» **RECORDS FOR THIS TASK**
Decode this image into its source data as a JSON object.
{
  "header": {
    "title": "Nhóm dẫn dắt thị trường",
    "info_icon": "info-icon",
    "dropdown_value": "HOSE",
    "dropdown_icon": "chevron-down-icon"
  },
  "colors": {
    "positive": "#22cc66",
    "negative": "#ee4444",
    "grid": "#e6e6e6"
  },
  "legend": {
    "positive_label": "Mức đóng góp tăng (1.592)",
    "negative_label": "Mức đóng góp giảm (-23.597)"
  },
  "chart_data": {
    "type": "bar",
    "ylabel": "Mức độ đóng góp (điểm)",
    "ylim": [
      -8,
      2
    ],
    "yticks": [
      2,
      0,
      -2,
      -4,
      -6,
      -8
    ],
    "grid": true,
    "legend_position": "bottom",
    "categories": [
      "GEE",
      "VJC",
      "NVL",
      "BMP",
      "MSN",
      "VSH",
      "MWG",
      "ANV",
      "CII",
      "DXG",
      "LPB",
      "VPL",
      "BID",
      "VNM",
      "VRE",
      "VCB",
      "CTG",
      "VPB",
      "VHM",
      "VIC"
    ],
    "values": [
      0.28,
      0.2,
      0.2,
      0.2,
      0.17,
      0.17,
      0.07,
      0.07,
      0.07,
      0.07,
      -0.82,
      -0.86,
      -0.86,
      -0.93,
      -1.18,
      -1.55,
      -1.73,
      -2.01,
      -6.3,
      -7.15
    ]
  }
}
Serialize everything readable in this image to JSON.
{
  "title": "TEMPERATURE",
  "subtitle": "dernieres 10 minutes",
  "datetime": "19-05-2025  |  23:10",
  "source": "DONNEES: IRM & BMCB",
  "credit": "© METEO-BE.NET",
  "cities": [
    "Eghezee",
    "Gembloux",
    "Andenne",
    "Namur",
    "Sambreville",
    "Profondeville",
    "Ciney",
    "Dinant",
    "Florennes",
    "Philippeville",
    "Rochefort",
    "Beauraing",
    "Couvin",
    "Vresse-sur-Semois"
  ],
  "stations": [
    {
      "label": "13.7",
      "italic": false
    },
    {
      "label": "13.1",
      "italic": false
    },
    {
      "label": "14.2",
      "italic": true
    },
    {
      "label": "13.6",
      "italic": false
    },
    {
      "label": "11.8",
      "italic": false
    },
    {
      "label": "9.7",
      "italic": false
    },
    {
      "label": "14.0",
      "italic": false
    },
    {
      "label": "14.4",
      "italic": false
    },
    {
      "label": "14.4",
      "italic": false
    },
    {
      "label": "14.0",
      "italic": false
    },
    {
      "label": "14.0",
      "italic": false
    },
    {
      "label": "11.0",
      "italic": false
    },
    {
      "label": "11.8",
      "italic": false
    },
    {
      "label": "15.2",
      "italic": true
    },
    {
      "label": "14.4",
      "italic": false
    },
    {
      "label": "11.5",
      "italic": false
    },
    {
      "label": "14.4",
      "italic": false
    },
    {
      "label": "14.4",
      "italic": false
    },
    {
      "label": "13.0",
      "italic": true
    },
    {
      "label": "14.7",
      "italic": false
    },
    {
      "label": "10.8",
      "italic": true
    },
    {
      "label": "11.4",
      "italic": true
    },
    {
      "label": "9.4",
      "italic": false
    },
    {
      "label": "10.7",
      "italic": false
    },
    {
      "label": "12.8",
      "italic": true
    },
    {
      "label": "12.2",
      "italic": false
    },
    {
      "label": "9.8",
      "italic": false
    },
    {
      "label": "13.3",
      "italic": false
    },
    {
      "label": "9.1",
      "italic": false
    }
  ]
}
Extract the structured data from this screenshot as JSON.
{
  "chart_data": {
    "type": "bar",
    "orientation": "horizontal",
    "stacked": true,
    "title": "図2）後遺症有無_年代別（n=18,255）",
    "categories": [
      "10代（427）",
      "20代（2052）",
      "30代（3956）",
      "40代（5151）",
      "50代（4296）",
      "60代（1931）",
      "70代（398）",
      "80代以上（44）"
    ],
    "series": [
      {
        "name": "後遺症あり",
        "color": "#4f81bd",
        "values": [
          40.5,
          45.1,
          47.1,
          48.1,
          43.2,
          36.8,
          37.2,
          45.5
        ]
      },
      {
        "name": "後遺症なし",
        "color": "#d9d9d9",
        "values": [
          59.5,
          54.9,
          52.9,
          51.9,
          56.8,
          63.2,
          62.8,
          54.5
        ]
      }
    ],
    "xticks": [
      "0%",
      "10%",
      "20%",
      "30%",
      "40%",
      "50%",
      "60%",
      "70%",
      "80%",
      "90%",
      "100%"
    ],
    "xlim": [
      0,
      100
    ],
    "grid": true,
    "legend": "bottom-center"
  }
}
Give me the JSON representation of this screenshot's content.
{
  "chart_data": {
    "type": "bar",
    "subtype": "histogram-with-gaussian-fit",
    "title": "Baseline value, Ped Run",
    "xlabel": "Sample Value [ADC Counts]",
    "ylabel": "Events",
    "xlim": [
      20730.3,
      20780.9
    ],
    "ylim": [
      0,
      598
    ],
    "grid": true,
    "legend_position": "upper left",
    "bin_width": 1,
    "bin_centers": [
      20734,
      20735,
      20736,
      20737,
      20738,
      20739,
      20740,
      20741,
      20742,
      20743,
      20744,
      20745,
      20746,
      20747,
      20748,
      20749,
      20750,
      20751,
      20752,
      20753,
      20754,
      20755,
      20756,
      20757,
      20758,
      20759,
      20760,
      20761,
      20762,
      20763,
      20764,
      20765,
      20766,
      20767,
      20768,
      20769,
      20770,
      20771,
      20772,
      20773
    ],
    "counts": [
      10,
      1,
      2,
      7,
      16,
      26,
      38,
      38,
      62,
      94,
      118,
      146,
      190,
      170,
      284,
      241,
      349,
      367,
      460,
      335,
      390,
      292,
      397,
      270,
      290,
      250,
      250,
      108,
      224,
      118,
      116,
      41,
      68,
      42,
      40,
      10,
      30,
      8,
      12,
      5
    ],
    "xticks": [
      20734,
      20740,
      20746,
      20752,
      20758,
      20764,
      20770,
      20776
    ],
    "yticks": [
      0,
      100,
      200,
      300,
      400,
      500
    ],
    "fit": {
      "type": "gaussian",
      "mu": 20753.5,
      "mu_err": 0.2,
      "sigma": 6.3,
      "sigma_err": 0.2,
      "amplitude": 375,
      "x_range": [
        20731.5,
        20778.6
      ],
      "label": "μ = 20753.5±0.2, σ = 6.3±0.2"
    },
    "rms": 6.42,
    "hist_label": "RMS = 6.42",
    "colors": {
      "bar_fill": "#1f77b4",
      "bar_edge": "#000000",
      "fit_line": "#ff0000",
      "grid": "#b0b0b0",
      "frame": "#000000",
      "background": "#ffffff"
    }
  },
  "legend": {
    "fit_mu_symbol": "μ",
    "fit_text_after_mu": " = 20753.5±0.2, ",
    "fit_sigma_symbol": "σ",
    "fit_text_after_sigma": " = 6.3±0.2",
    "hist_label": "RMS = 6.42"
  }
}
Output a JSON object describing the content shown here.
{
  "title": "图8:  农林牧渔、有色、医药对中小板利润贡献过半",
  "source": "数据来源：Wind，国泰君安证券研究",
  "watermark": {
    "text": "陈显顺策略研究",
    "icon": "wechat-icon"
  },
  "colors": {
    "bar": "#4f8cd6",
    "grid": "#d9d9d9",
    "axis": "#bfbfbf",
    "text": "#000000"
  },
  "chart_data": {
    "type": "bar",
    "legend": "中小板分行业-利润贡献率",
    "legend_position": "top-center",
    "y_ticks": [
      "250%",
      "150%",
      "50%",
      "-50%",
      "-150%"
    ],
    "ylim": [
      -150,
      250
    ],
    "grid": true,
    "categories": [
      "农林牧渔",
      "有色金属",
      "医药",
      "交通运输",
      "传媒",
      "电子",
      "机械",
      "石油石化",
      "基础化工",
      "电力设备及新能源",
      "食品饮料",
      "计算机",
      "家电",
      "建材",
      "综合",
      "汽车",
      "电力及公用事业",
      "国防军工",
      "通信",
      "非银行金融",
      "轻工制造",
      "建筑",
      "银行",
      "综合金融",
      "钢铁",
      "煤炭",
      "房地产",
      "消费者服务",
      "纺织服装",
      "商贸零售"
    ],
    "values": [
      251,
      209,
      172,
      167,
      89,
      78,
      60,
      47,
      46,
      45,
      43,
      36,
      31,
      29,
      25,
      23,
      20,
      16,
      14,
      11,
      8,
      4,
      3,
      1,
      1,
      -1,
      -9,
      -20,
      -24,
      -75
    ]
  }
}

» **TASK TO COMPLETE**
Report each line in the preceding entries that holds the string "object".

» **ANSWER FOR THIS EXERCISE**
Decode this image into its source data as a JSON object.
Output a JSON object describing the content shown here.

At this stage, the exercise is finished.